- _The tasks_:
1 - Answer these questions about the Spark-on-YARN thread:
(a) From which directory did the first writer take the .xml files?
(b) What does the first writer see in the yarn UI after running the script?
(c) In the quoted message, what value is YARN_CONF_DIR exported as?
2 - Return, word for word, the stretch of the Spark-on-YARN thread from "I can look at" through "advice is appreciated.".

- _Document passage_:
_ _ _ _

I grabbed all the .xml files out of my clusters conf directory (in my
case /etc/hadoop/conf.cloudera.yarn) such as e.g. yarn-site.xml and put
them on my classpath. I also set up environment variables SPARK_JAR,
SPARK_YARN_APP_JAR, SPARK_YARN_USER_ENV, SPARK_HOME.
When I run my simple scala script, I get the following error:
Exception in thread "main" org.apache.spark.SparkException: Yarn
application already ended,might be killed or not able to launch
application master.
at
org.apache.spark.scheduler.cluster.YarnClientSchedulerBackend.waitForApp(YarnClientSchedulerBackend.scala:95)
at
org.apache.spark.scheduler.cluster.YarnClientSchedulerBackend.start(YarnClientSchedulerBackend.scala:72)
at
org.apache.spark.scheduler.cluster.ClusterScheduler.start(ClusterScheduler.scala:119)
at org.apache.spark.SparkContext.<init>(SparkContext.scala:273)
at SparkYarnClientExperiment$.main(SparkYarnClientExperiment.scala:14)
at SparkYarnClientExperiment.main(SparkYarnClientExperiment.scala)
I can look at my yarn UI and see that it registers a failed application,
so I take this as incremental progress. However, I'm not sure how to
troubleshoot what I'm doing from here or if what I'm trying to do is
even sensible/possible. Any advice is appreciated.
Thanks,
Philip
On 1/15/2014 11:25 AM, John Zhao wrote:
> Now I am working on a web application and I want to submit a spark job to hadoop yarn.
> I have already do my own assemble and can run it in command line by the following script:
>
> export YARN_CONF_DIR=/home/gpadmin/clusterConfDir/yarn
> export SPARK_JAR=./assembly/target/scala-2.9.3/spark-assembly-0.8.1-incubating-hadoop2.0.5-alpha.jar
> ./spark-class org.apache.spark.deploy.yarn.Client --jar ./examples/target/scala-2.9.3/spark-examples-assembly-0.8.1-incubating.jar --class org.apache.spark.examples.SparkPi --args yarn-standalone --num-workers 3 --master-memory 1g --worker-memory 512m --worker-cores 1
>
> It works fine.
> The I realized that it is hard to submit the job from a web application .Looks like the spark-assembly-0.8.1-incubating-hadoop2.0.5-alpha.jar or spark-examples-assembly-0.8.1-incubating.jar is a really big jar. I believe it contains everything .
> So my question is :
> 1) when I run the above script, which jar is beed submitted to the yarn server ?
> 2) It loos like the spark-assembly-0.8.1-incubating-hadoop2.0.5-alpha.jar plays the role of client side and spark-examples-assembly-0.8.1-incubating.jar goes with spark runtime and examples which will be running in yarn, am I right?
> 3) Does anyone have any similar experience ? I did lots of hadoop MR stuff and want follow the same logic to submit spark job. For now I can only find the command line way to submit spark job to yarn. I believe there is a easy way to integration spark in a web allocation.

_ _ _ _

- _Extracted records_:
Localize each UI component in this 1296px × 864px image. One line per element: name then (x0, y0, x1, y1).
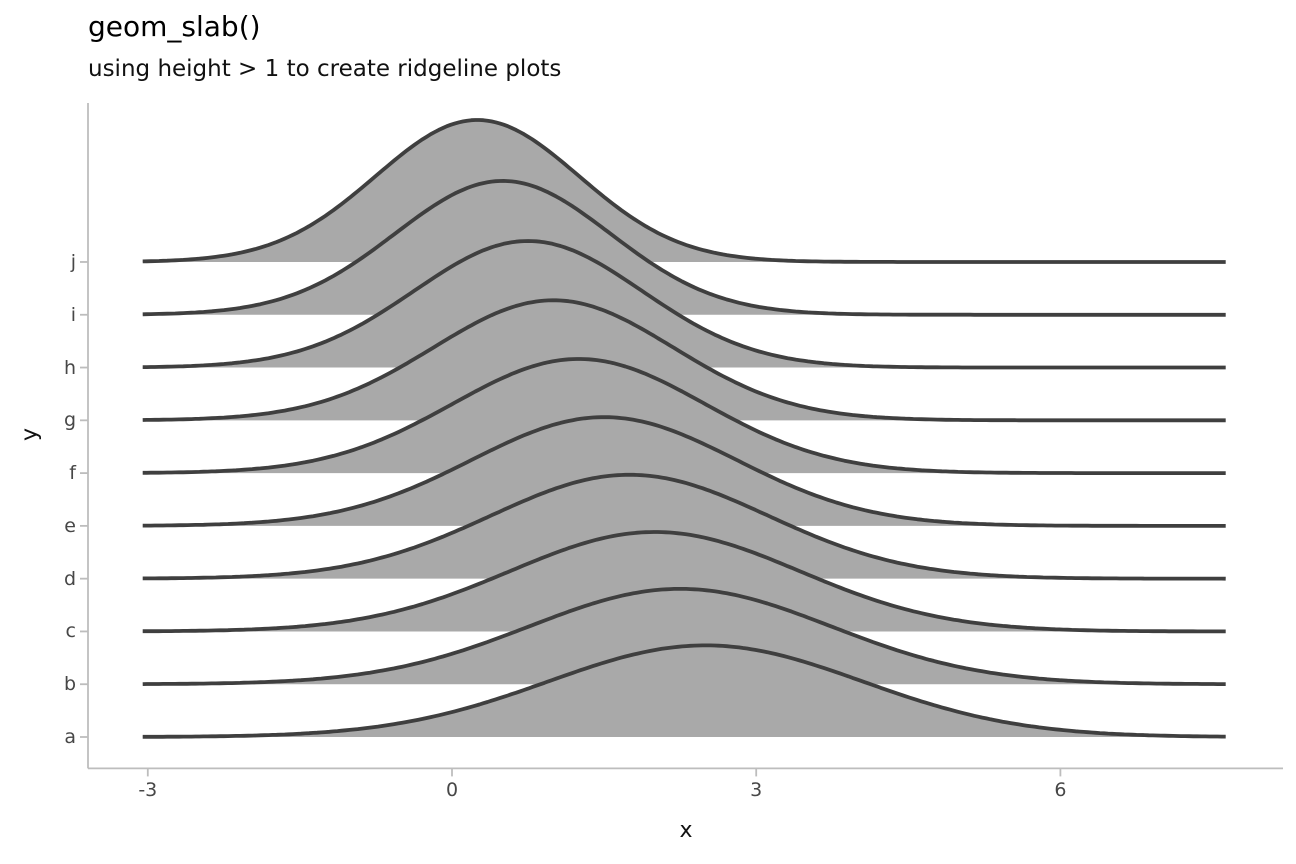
ridge-fill-b (142, 588, 1226, 685)
plot-subtitle: using height > 1 to create ridgeline plo… (88, 56, 562, 82)
ridge-fill-f (142, 359, 1226, 474)
ridge-outline-i (142, 179, 1226, 317)
ridge-fill-j (142, 120, 1226, 262)
ridge-fill-d (142, 474, 1226, 579)
ridge-fill-e (142, 417, 1226, 526)
ridge-outline-b (142, 587, 1226, 686)
ridge-outline-j (142, 118, 1226, 264)
ridge-outline-d (142, 472, 1226, 581)
ridge-outline-g (142, 298, 1226, 423)
ridge-fill-h (142, 241, 1226, 368)
ridge-outline-e (142, 415, 1226, 528)
ridge-outline-a (142, 643, 1226, 739)
ridge-fill-g (142, 300, 1226, 421)
ridge-outline-h (142, 239, 1226, 370)
ridge-outline-f (142, 357, 1226, 475)
ridge-fill-c (142, 532, 1226, 632)
ridge-outline-c (142, 530, 1226, 634)
ridge-fill-i (142, 180, 1226, 315)
plot-title: geom_slab() (88, 10, 261, 43)
ridge-fill-a (142, 645, 1226, 737)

_ _ _ _

- _Task solutions_:
1 -
(a) /etc/hadoop/conf.cloudera.yarn
(b) A failed application registered there.
(c) /home/gpadmin/clusterConfDir/yarn

2 -
I can look at my yarn UI and see that it registers a failed application,
so I take this as incremental progress. However, I'm not sure how to
troubleshoot what I'm doing from here or if what I'm trying to do is
even sensible/possible. Any advice is appreciated.